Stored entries

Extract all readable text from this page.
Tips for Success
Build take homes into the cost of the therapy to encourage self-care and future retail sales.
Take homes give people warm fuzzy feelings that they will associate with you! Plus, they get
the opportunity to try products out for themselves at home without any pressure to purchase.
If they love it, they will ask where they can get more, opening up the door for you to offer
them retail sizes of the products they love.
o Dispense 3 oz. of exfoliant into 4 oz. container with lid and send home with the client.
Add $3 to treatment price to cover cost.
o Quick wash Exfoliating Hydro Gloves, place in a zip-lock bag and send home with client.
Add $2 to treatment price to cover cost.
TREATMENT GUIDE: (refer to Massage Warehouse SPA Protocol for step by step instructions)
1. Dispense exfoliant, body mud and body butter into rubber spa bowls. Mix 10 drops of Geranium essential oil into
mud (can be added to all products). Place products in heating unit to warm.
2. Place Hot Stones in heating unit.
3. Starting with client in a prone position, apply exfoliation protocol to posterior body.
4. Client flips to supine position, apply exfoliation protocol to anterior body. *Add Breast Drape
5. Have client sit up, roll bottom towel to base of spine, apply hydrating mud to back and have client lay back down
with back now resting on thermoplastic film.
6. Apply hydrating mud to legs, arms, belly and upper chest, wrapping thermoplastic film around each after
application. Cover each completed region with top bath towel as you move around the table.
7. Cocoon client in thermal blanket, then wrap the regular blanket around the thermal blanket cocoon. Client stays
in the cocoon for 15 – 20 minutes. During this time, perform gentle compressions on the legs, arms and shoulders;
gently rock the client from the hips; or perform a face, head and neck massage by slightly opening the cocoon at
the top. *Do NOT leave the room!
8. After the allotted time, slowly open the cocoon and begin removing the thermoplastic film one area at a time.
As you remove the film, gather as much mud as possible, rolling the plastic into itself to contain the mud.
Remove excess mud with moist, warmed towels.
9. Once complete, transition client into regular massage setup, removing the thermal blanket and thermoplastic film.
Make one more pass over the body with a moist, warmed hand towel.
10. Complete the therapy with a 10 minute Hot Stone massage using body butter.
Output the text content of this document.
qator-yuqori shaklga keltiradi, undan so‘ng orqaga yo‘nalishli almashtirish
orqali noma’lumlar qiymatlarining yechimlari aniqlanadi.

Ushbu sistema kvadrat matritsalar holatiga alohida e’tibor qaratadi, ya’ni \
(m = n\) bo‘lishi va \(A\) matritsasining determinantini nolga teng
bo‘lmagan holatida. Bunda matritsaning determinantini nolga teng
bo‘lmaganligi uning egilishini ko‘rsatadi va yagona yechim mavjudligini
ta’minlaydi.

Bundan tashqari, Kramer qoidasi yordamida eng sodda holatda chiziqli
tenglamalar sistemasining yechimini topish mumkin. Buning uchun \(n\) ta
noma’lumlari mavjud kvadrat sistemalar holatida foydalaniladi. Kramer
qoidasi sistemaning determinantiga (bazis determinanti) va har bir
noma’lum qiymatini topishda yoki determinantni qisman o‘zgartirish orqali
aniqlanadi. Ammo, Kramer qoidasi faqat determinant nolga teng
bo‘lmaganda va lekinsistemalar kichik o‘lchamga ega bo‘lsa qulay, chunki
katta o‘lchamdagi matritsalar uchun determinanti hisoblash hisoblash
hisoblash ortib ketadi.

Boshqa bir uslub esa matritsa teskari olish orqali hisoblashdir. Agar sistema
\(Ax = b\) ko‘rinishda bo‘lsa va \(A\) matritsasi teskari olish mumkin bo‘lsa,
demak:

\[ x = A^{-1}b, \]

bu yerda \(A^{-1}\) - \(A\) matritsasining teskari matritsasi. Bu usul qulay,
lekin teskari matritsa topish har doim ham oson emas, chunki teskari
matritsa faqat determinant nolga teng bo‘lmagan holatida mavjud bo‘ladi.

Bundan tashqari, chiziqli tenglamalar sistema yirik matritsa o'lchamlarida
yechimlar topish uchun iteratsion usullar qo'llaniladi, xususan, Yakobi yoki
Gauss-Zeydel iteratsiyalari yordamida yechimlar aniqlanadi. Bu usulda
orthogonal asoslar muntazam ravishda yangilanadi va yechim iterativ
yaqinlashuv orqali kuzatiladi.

**GIVEN EXERCISE**.
Copy all lines of the listing above that contain the string "thermoplastic".

**FULL SOLUTION**.
with back now resting on thermoplastic film.
6. Apply hydrating mud to legs, arms, belly and upper chest, wrapping thermoplastic film around each after
8. After the allotted time, slowly open the cocoon and begin removing the thermoplastic film one area at a time.
9. Once complete, transition client into regular massage setup, removing the thermal blanket and thermoplastic film.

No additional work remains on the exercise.